Report only the number of lines that hold the word "Asia".

— Begin Provided data —

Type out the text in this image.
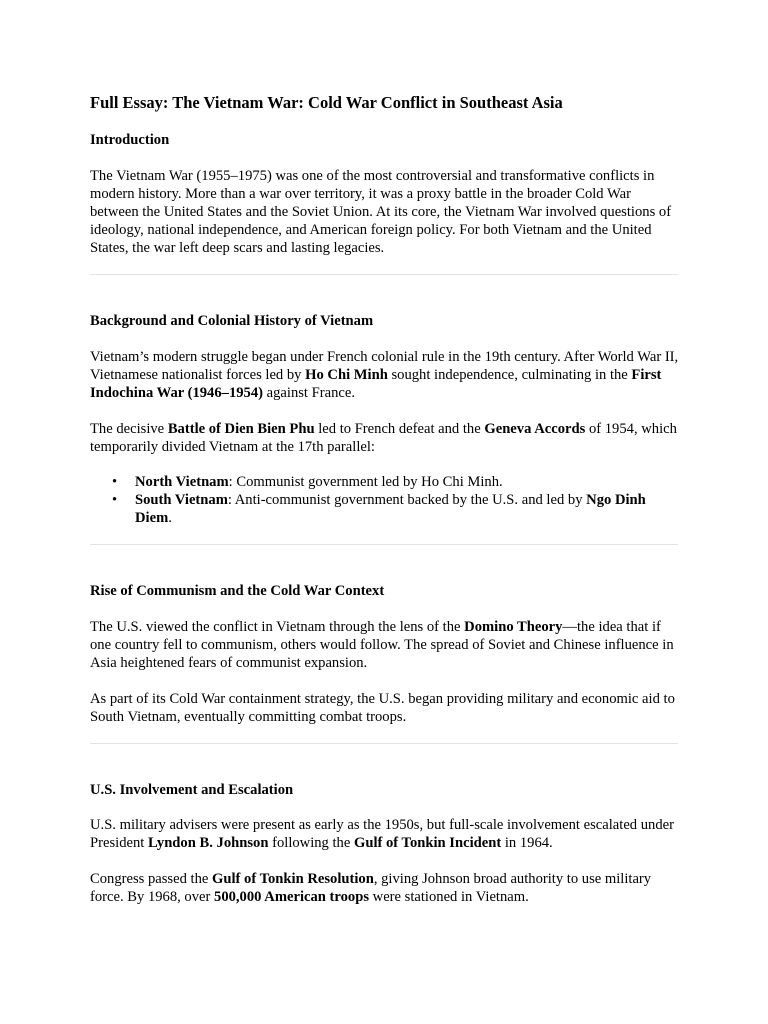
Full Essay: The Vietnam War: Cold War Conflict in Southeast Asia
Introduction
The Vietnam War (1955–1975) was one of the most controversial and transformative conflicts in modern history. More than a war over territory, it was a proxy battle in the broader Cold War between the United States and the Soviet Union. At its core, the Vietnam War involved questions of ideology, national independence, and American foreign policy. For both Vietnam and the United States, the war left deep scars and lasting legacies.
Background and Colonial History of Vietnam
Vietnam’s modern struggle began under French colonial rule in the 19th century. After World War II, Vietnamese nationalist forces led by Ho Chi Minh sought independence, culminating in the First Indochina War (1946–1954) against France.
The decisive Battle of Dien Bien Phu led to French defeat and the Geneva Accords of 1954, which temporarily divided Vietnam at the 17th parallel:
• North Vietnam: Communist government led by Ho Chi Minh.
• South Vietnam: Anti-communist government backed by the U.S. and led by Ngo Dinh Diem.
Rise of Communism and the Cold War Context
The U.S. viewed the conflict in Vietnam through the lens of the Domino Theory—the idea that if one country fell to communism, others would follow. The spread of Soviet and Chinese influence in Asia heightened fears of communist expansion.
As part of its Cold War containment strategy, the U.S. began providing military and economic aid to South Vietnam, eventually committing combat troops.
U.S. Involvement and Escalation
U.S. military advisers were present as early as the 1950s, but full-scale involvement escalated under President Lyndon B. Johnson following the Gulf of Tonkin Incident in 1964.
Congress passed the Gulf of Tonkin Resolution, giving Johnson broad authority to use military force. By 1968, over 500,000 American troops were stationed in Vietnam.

— End Provided data —
— Begin Provided data —

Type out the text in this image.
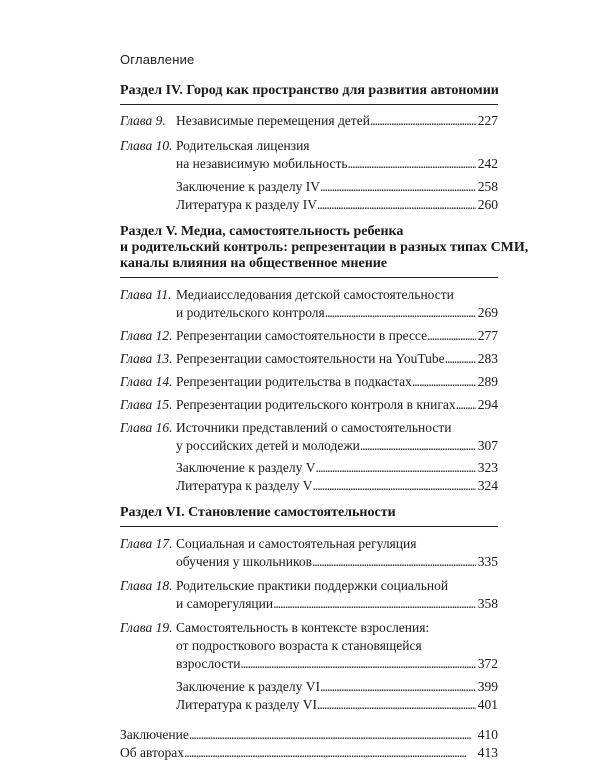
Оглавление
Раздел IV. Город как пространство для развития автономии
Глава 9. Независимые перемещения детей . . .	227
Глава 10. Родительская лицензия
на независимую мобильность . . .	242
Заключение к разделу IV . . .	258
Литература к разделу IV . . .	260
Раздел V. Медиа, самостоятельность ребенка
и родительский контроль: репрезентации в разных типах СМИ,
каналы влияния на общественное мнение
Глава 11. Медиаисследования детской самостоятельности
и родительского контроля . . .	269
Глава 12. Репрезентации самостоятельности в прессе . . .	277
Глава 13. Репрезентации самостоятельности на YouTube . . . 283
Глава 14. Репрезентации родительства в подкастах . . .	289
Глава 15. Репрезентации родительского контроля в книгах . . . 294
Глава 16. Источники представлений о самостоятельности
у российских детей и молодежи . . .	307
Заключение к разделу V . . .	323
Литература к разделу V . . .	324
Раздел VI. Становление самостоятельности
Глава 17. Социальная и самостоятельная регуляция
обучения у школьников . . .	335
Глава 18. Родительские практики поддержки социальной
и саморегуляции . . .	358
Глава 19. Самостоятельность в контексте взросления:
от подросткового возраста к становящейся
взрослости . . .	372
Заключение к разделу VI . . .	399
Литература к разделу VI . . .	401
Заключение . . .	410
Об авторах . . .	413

— End Provided data —

_Answer for the task_:
2